▶ [What you are asked to do]
Answer with one number: how many lines hold "giovani".

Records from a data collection

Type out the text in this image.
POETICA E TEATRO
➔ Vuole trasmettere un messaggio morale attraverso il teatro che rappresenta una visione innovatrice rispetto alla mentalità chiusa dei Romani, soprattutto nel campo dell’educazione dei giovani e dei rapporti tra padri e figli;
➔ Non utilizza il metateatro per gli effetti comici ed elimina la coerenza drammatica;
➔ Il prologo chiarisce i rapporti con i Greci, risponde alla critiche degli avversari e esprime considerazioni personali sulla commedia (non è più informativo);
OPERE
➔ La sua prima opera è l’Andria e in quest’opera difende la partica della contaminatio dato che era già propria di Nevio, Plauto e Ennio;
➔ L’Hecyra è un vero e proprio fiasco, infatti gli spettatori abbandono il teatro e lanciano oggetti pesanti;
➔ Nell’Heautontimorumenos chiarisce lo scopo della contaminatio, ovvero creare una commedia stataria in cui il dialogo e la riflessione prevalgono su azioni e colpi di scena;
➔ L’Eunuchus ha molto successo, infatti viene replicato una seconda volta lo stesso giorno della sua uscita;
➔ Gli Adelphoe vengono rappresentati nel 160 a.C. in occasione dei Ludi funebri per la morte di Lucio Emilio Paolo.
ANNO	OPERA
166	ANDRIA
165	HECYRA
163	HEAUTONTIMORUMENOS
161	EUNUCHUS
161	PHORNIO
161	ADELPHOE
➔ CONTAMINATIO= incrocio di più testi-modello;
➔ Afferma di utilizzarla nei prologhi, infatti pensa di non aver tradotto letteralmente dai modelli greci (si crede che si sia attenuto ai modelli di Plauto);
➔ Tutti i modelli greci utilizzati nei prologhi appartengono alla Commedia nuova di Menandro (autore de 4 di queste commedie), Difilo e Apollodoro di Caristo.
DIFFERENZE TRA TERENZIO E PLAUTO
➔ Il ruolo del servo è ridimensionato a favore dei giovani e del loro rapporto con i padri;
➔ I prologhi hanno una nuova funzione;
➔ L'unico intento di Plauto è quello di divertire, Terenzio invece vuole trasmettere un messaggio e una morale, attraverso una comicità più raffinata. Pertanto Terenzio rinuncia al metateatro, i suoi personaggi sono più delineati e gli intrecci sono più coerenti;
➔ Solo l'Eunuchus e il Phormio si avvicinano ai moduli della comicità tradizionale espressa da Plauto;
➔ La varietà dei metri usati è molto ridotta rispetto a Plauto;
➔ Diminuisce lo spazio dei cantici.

▶ [Final answer]
2